_Short problem_: Only lines with the word "como" are needed; collect each of them from the listing below.

_Excerpted records_:

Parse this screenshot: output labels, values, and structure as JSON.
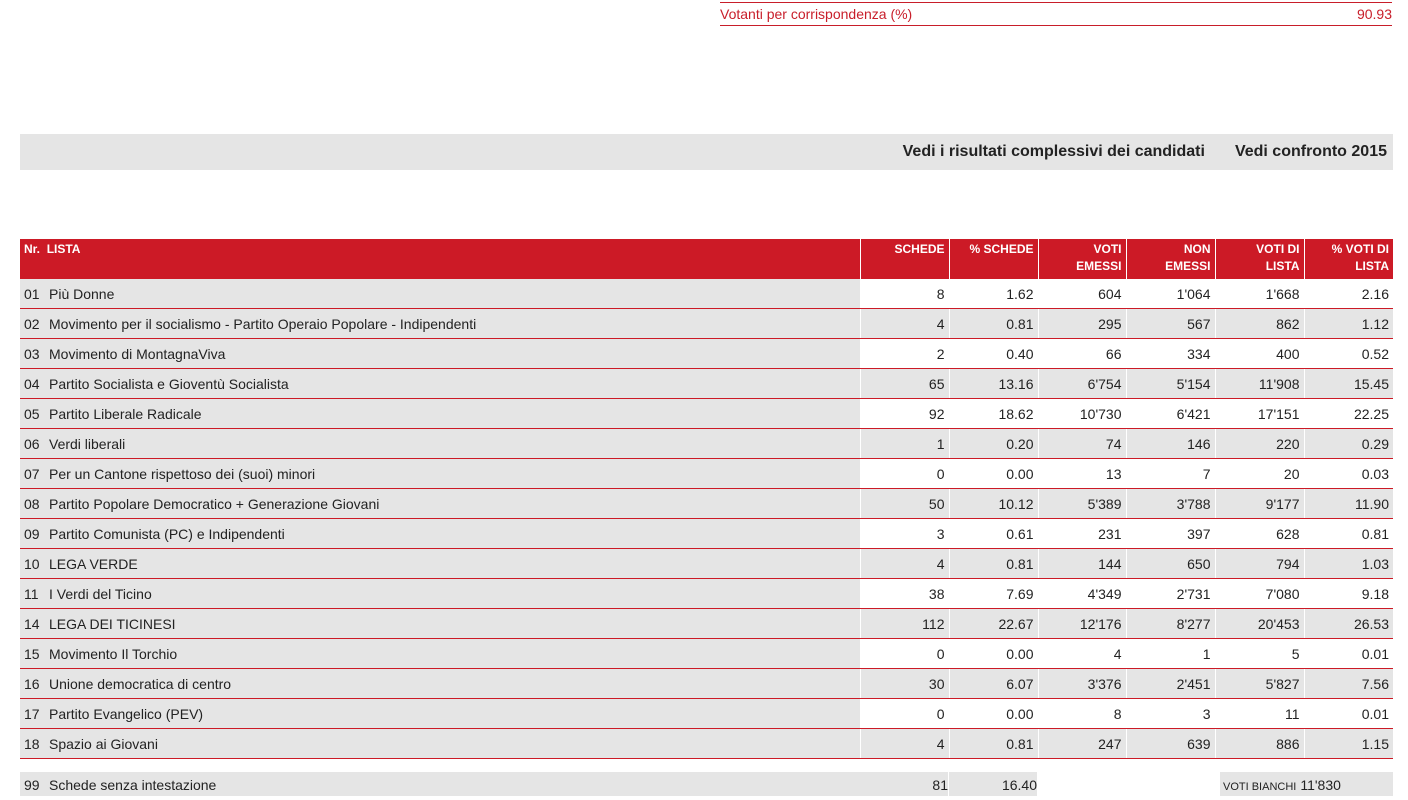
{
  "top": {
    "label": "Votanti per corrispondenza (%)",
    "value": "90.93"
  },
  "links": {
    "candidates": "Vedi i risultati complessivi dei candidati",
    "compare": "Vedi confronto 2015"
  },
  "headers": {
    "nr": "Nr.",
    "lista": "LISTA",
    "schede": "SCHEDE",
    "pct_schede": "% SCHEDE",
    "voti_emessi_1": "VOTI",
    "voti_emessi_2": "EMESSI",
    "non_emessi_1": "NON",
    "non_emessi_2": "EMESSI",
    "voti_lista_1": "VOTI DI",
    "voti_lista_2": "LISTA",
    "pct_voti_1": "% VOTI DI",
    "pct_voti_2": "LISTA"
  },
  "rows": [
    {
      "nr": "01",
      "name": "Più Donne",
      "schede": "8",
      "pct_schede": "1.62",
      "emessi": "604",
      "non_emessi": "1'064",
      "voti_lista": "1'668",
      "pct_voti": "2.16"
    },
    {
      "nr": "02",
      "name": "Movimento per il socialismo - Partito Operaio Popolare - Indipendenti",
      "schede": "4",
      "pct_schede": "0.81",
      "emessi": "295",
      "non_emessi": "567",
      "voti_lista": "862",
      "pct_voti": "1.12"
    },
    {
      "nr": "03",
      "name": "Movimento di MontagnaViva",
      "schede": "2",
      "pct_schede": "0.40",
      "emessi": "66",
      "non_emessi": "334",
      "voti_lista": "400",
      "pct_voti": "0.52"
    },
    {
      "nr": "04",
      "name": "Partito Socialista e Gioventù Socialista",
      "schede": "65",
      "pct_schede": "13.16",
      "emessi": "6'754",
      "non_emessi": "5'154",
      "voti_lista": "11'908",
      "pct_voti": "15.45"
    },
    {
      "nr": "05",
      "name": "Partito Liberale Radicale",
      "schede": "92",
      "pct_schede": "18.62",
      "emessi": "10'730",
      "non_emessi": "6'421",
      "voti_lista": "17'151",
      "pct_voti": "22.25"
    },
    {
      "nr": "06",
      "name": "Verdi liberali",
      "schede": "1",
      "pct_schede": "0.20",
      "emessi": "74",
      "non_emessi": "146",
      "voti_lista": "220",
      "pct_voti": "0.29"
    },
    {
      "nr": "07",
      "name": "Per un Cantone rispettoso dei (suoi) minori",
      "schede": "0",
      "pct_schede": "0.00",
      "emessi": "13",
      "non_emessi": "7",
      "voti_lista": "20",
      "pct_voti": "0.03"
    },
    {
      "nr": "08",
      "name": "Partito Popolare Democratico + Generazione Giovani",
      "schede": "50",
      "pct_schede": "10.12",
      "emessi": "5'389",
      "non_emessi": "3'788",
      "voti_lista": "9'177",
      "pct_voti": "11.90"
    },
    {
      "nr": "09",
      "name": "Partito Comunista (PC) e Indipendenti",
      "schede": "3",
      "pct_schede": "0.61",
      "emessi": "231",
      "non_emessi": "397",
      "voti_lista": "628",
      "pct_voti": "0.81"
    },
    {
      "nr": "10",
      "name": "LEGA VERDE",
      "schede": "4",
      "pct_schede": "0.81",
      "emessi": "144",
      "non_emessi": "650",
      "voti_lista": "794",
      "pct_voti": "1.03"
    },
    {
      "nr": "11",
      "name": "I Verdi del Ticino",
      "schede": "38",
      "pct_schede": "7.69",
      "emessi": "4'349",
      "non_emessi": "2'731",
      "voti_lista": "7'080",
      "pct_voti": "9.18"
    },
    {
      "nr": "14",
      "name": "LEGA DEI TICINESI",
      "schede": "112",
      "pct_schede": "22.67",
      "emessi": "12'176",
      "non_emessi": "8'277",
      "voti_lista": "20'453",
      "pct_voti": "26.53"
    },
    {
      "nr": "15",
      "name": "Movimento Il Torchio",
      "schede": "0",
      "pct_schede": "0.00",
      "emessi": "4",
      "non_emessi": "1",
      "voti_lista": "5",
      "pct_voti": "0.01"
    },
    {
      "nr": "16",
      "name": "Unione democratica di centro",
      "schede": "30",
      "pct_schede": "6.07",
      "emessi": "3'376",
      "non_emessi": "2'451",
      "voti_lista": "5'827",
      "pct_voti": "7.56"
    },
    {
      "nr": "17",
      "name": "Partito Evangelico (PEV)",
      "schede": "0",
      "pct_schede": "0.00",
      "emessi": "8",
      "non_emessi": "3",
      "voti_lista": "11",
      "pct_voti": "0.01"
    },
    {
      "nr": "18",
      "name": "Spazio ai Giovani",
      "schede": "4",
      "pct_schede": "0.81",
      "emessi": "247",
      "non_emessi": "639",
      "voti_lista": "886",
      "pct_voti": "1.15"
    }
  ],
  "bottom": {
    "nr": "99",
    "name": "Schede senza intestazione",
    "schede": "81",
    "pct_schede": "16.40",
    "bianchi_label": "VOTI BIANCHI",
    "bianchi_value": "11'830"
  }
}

--

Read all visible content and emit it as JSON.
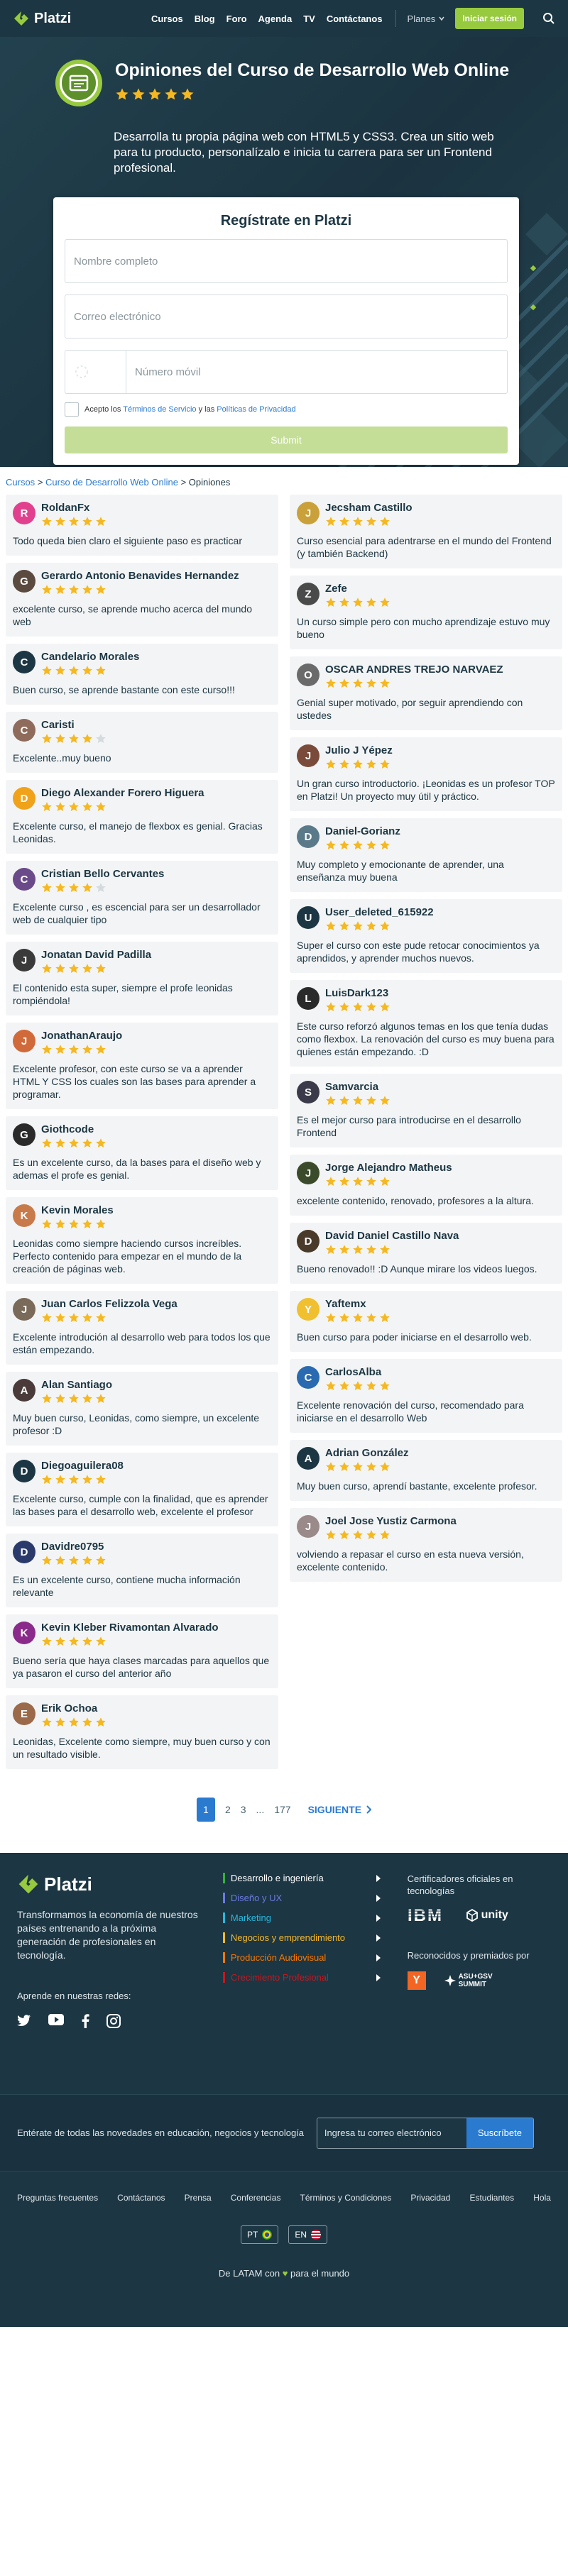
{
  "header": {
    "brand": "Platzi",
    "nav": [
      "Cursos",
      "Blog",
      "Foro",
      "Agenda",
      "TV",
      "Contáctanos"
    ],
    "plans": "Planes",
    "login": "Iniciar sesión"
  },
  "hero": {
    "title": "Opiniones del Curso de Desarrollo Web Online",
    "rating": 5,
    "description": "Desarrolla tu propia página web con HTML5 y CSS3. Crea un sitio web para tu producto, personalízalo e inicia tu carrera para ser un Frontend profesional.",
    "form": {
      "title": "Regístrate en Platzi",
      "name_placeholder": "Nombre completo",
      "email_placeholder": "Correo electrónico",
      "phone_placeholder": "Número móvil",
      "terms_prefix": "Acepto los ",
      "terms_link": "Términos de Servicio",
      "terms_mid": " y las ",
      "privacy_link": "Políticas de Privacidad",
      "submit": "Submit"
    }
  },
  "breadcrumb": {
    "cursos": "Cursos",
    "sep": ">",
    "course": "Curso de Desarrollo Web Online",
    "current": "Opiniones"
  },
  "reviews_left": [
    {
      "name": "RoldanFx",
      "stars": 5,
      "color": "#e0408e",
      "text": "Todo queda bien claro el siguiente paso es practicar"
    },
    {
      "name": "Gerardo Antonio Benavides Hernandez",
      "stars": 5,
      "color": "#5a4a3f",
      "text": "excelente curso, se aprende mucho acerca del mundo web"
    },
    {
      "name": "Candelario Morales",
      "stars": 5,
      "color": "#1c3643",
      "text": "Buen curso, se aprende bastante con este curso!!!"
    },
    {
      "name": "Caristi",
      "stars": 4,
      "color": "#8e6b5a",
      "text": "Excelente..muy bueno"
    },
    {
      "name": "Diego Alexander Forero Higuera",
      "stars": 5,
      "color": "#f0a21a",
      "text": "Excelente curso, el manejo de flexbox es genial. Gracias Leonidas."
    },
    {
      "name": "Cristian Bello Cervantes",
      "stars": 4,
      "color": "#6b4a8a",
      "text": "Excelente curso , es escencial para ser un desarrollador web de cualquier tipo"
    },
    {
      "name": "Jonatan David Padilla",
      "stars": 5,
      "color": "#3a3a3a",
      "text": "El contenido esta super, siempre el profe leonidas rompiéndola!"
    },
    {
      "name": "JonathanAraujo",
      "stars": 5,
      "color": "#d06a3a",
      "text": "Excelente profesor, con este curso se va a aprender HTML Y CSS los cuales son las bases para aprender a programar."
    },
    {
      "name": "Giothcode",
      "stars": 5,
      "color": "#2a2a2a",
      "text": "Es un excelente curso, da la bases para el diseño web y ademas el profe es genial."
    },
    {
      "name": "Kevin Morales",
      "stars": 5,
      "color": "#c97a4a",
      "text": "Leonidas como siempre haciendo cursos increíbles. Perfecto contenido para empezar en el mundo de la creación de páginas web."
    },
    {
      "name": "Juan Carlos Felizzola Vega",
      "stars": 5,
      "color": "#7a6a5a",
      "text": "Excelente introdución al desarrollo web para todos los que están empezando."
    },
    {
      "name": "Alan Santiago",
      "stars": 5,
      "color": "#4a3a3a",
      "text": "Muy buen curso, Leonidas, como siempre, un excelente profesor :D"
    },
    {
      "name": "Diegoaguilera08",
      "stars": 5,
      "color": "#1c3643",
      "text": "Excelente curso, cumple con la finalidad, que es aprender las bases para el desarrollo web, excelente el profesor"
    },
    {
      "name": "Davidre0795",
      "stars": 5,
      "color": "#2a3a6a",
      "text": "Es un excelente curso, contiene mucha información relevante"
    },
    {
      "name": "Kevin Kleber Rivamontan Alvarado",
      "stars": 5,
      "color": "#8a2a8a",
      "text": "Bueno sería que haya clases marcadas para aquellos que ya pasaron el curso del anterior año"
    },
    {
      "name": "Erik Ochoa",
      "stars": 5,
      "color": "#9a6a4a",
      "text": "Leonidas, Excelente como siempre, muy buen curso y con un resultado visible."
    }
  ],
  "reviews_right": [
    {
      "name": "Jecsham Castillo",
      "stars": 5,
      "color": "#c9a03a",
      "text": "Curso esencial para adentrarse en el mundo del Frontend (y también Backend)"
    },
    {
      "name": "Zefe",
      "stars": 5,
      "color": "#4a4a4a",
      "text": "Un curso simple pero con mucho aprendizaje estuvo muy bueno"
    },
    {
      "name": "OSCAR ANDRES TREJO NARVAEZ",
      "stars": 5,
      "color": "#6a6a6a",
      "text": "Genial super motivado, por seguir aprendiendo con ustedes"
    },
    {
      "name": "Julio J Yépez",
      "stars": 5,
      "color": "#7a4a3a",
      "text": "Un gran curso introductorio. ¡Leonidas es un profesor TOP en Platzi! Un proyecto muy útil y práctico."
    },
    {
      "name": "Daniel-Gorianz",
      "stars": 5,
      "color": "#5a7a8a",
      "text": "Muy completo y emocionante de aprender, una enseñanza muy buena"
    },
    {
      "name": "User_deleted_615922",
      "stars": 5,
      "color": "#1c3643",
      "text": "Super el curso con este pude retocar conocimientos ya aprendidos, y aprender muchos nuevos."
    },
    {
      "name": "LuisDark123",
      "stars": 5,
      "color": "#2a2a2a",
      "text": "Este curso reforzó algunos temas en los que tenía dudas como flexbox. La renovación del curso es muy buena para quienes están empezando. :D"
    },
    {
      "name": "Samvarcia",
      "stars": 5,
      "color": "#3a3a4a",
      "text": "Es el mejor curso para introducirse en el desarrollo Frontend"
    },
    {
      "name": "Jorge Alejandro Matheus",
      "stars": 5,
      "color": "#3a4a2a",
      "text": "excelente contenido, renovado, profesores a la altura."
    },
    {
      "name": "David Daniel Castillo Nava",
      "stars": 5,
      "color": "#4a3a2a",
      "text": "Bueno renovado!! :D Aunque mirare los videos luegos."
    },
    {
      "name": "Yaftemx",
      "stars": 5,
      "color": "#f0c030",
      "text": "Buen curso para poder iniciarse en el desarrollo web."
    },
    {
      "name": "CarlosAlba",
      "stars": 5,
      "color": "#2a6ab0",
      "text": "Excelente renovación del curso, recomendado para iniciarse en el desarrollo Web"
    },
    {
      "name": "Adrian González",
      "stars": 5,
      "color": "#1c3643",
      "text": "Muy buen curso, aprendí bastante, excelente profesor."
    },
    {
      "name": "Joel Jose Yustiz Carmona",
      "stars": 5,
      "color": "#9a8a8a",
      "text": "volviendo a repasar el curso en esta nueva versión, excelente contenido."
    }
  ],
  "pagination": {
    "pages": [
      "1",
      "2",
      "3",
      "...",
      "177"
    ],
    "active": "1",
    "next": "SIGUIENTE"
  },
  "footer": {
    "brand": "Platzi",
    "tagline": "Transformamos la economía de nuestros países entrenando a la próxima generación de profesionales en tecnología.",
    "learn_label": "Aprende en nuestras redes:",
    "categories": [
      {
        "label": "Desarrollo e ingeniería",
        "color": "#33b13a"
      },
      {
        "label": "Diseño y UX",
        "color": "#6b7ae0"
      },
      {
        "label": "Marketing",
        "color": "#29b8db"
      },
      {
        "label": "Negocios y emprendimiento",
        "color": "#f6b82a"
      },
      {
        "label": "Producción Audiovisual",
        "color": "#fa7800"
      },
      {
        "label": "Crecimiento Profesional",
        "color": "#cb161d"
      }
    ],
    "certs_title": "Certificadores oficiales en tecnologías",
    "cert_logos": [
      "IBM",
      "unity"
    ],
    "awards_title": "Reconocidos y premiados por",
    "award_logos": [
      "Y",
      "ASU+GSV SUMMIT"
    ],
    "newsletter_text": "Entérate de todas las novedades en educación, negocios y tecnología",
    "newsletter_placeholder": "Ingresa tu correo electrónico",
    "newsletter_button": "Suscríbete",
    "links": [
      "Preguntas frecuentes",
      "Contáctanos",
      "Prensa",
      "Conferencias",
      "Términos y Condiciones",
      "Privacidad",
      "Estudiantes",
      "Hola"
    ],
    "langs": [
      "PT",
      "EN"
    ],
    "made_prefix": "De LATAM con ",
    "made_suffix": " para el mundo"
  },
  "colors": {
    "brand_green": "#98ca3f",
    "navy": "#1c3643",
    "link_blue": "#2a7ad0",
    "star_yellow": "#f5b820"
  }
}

_Result_:
      "text": "Leonidas como siempre haciendo cursos increíbles. Perfecto contenido para empezar en el mundo de la creación de páginas web."
      "text": "Muy buen curso, Leonidas, como siempre, un excelente profesor :D"
      "text": "Leonidas, Excelente como siempre, muy buen curso y con un resultado visible."
      "text": "Este curso reforzó algunos temas en los que tenía dudas como flexbox. La renovación del curso es muy buena para quienes están empezando. :D"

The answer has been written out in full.